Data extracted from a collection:
■ ■ ■ ■ ■

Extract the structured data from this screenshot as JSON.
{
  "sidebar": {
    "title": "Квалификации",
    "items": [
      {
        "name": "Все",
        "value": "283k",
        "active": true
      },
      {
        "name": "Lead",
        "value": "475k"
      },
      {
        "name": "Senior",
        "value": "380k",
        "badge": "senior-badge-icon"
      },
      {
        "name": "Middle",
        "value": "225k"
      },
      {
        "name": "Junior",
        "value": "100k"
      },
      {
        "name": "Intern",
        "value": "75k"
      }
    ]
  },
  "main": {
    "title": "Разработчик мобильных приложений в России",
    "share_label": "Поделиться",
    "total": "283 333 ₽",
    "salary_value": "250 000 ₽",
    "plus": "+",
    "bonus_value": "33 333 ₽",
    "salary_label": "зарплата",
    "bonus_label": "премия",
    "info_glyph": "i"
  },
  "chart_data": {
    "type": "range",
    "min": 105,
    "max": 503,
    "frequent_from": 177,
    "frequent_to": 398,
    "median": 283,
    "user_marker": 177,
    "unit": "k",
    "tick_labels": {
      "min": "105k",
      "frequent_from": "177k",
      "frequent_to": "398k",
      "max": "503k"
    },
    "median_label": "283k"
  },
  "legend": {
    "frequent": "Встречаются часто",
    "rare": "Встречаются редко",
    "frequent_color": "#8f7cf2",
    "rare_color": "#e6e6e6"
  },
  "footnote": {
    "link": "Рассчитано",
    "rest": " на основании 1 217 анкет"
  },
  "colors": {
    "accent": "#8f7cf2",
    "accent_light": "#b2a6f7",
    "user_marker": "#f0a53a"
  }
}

■ ■ ■ ■ ■

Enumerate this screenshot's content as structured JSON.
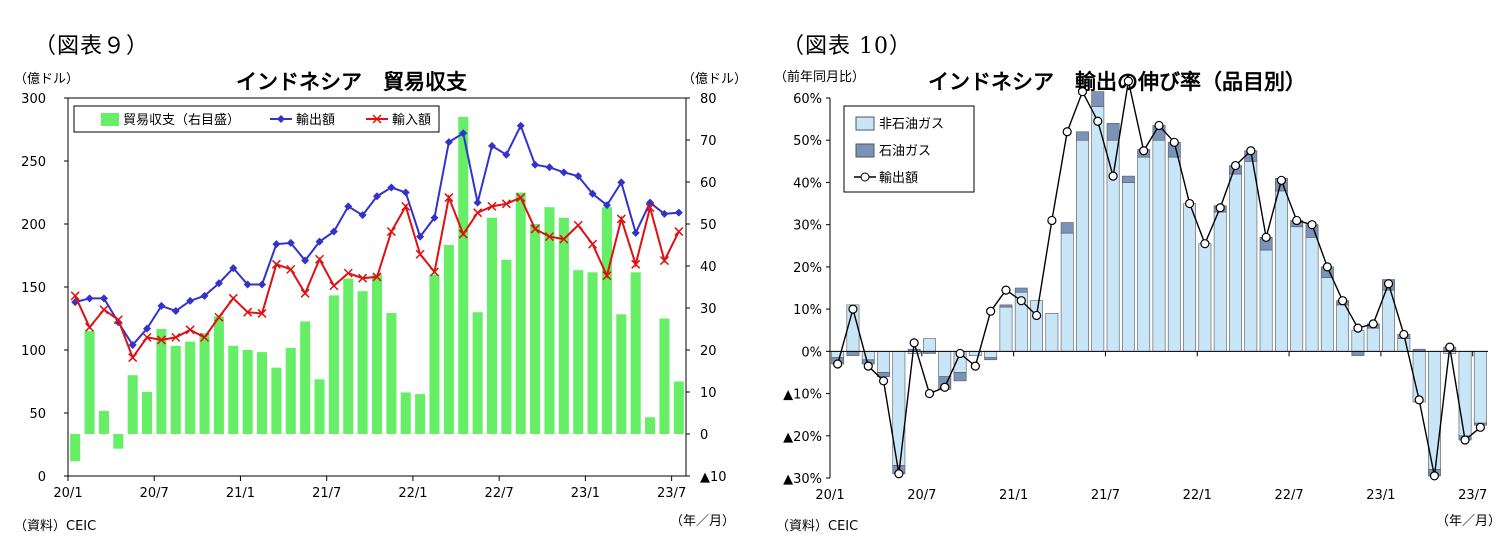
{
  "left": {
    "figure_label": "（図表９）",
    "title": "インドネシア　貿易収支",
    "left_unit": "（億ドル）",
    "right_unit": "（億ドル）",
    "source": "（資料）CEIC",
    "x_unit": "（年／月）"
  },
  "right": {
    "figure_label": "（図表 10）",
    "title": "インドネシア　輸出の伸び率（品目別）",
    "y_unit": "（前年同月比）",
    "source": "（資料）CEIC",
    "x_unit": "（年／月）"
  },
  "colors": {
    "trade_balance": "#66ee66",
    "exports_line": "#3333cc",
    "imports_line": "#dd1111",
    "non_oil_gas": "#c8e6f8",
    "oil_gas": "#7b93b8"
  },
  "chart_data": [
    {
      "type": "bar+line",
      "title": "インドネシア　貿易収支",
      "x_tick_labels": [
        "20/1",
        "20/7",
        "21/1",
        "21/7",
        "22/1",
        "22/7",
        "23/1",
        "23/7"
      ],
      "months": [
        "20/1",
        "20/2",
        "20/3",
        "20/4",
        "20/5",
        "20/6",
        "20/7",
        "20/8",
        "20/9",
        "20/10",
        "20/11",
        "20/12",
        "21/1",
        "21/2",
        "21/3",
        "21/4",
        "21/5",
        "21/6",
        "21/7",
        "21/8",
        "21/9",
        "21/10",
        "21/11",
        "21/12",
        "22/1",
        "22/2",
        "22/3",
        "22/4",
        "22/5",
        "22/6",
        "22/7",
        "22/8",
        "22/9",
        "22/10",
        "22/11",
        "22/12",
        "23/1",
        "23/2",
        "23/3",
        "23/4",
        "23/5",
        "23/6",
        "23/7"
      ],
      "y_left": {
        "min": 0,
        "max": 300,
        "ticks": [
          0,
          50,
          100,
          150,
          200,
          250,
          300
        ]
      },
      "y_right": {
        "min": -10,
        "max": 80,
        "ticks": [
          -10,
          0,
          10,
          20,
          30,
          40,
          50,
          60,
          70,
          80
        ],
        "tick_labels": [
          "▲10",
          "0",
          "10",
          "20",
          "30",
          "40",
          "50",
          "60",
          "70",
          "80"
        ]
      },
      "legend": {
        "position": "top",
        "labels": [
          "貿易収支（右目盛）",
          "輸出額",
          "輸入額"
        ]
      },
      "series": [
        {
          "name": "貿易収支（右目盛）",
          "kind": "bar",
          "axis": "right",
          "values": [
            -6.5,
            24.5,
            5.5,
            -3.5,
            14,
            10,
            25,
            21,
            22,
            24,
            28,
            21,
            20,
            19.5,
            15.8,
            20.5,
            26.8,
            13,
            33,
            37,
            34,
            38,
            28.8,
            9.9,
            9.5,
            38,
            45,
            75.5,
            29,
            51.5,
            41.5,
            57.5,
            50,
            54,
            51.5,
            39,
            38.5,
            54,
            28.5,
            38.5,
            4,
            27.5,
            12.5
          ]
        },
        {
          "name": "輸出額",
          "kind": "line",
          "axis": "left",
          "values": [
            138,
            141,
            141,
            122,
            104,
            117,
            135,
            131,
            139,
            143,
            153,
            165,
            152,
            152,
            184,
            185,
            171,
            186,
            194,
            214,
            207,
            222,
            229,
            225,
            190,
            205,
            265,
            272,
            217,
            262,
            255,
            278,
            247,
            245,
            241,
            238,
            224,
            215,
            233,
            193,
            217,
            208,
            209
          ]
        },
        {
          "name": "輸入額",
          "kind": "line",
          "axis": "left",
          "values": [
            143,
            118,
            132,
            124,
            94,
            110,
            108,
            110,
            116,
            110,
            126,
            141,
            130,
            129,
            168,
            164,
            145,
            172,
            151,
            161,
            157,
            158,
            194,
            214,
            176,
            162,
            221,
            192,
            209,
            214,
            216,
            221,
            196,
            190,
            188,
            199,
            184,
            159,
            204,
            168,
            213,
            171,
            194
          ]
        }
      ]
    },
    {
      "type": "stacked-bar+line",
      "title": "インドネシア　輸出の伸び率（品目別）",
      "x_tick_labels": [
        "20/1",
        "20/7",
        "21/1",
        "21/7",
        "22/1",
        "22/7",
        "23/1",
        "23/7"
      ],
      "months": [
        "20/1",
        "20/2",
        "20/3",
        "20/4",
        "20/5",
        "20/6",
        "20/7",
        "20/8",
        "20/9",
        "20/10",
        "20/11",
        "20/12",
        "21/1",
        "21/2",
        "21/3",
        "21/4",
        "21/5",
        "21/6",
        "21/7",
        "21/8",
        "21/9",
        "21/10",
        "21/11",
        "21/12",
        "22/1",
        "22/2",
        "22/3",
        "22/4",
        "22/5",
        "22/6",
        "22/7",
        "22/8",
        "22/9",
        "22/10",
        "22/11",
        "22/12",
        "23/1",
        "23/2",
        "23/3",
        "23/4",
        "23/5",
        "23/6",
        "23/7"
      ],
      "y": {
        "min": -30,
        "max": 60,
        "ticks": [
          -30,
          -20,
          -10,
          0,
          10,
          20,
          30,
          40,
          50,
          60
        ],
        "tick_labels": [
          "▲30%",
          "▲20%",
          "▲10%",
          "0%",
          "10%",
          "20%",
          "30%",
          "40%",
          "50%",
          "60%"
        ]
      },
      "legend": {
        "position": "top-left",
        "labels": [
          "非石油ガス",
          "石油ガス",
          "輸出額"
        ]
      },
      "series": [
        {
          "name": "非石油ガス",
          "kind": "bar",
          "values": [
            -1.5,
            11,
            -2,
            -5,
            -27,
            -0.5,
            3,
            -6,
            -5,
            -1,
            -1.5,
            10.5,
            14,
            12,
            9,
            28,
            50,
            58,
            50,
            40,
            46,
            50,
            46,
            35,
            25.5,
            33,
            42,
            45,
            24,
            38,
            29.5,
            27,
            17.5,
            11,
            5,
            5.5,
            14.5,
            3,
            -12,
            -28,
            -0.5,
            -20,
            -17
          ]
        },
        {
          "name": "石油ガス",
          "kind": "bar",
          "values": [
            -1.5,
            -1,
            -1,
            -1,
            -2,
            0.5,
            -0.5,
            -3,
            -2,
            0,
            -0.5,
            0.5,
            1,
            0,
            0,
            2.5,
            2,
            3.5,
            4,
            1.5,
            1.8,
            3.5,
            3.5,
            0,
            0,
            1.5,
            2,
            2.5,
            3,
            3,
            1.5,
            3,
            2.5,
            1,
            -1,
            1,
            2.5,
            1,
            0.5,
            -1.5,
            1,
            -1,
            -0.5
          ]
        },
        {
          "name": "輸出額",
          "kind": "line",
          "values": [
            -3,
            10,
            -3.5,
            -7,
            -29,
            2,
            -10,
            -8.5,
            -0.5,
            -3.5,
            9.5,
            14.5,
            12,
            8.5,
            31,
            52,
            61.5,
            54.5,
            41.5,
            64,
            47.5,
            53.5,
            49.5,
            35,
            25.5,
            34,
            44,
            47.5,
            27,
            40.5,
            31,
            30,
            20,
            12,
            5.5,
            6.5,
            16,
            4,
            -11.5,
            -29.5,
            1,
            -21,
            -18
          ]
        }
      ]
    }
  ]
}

■ ■ ■ ■ ■

Which lines contain "structured"? Show each of them.

Answer:
Extract the structured data from this screenshot as JSON.
Enumerate this screenshot's content as structured JSON.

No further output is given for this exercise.